■ Required task: Copy each line in which the string "this" occurs.

■ Records provided:
....

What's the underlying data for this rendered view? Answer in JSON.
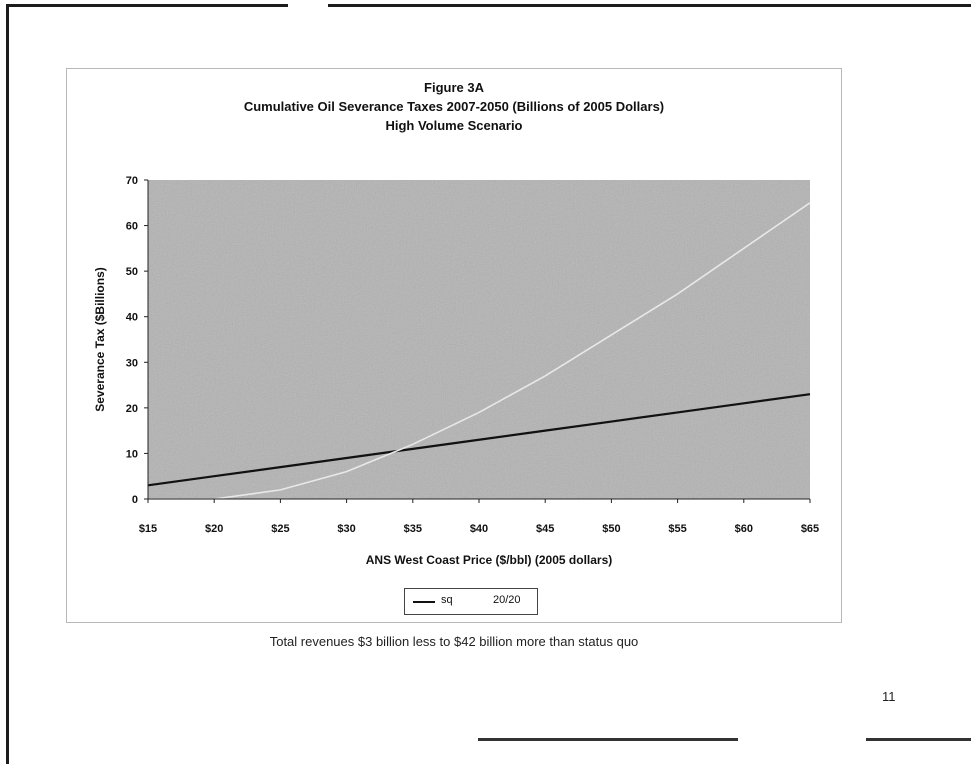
{
  "chart_data": {
    "type": "line",
    "title": "Figure 3A",
    "subtitle": "Cumulative Oil Severance Taxes 2007-2050 (Billions of 2005 Dollars)",
    "subtitle2": "High Volume Scenario",
    "xlabel": "ANS West Coast Price ($/bbl) (2005 dollars)",
    "ylabel": "Severance Tax ($Billions)",
    "xlim": [
      15,
      65
    ],
    "ylim": [
      0,
      70
    ],
    "x_ticks": [
      15,
      20,
      25,
      30,
      35,
      40,
      45,
      50,
      55,
      60,
      65
    ],
    "x_tick_labels": [
      "$15",
      "$20",
      "$25",
      "$30",
      "$35",
      "$40",
      "$45",
      "$50",
      "$55",
      "$60",
      "$65"
    ],
    "y_ticks": [
      0,
      10,
      20,
      30,
      40,
      50,
      60,
      70
    ],
    "y_tick_labels": [
      "0",
      "10",
      "20",
      "30",
      "40",
      "50",
      "60",
      "70"
    ],
    "grid": false,
    "legend_position": "bottom",
    "series": [
      {
        "name": "sq",
        "color": "#111111",
        "x": [
          15,
          20,
          25,
          30,
          35,
          40,
          45,
          50,
          55,
          60,
          65
        ],
        "y": [
          3,
          5,
          7,
          9,
          11,
          13,
          15,
          17,
          19,
          21,
          23
        ]
      },
      {
        "name": "20/20",
        "color": "#e8e8e8",
        "x": [
          15,
          20,
          25,
          30,
          35,
          40,
          45,
          50,
          55,
          60,
          65
        ],
        "y": [
          0,
          0,
          2,
          6,
          12,
          19,
          27,
          36,
          45,
          55,
          65
        ]
      }
    ]
  },
  "caption": "Total revenues $3 billion less to $42 billion more than status quo",
  "page_number": "11"
}
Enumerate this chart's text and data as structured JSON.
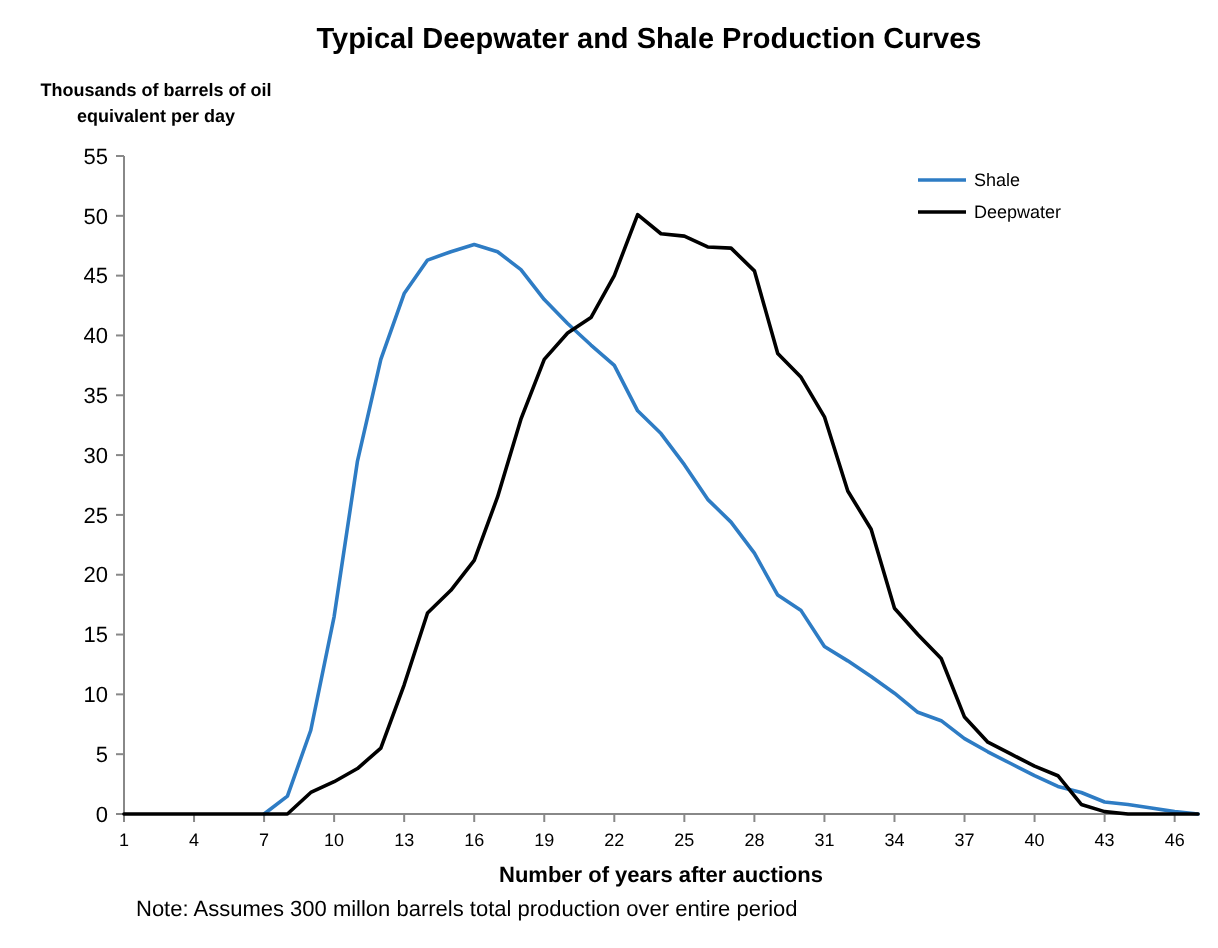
{
  "chart_data": {
    "type": "line",
    "title": "Typical Deepwater and Shale Production Curves",
    "ylabel": "Thousands of barrels of oil equivalent per day",
    "xlabel": "Number of years after auctions",
    "x": [
      1,
      2,
      3,
      4,
      5,
      6,
      7,
      8,
      9,
      10,
      11,
      12,
      13,
      14,
      15,
      16,
      17,
      18,
      19,
      20,
      21,
      22,
      23,
      24,
      25,
      26,
      27,
      28,
      29,
      30,
      31,
      32,
      33,
      34,
      35,
      36,
      37,
      38,
      39,
      40,
      41,
      42,
      43,
      44,
      45,
      46,
      47
    ],
    "series": [
      {
        "name": "Shale",
        "color": "#2e7cc4",
        "values": [
          null,
          null,
          null,
          null,
          null,
          null,
          0,
          1.5,
          7,
          16.5,
          29.5,
          38,
          43.5,
          46.3,
          47,
          47.6,
          47,
          45.5,
          43,
          41,
          39.2,
          37.5,
          33.7,
          31.8,
          29.2,
          26.3,
          24.4,
          21.8,
          18.3,
          17,
          14,
          12.8,
          11.5,
          10.1,
          8.5,
          7.8,
          6.3,
          5.2,
          4.2,
          3.2,
          2.3,
          1.8,
          1,
          0.8,
          0.5,
          0.2,
          0
        ]
      },
      {
        "name": "Deepwater",
        "color": "#000000",
        "values": [
          0,
          0,
          0,
          0,
          0,
          0,
          0,
          0,
          1.8,
          2.7,
          3.8,
          5.5,
          10.8,
          16.8,
          18.7,
          21.2,
          26.5,
          33,
          38,
          40.2,
          41.5,
          45,
          50.1,
          48.5,
          48.3,
          47.4,
          47.3,
          45.4,
          38.5,
          36.5,
          33.2,
          27,
          23.8,
          17.2,
          15,
          13,
          8.1,
          6,
          5,
          4,
          3.2,
          0.8,
          0.2,
          0,
          0,
          0,
          0
        ]
      }
    ],
    "xlim": [
      1,
      47
    ],
    "xticks": [
      1,
      4,
      7,
      10,
      13,
      16,
      19,
      22,
      25,
      28,
      31,
      34,
      37,
      40,
      43,
      46
    ],
    "ylim": [
      0,
      55
    ],
    "yticks": [
      0,
      5,
      10,
      15,
      20,
      25,
      30,
      35,
      40,
      45,
      50,
      55
    ],
    "grid": false,
    "legend": "top right",
    "marker": "none",
    "line_style": "solid",
    "annotations": [
      "Note: Assumes 300 millon barrels total production over entire period"
    ]
  }
}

....

■ Output of the task:
What's the underlying data for this rendered view? Answer in JSON.
Enumerate this chart's text and data as structured JSON.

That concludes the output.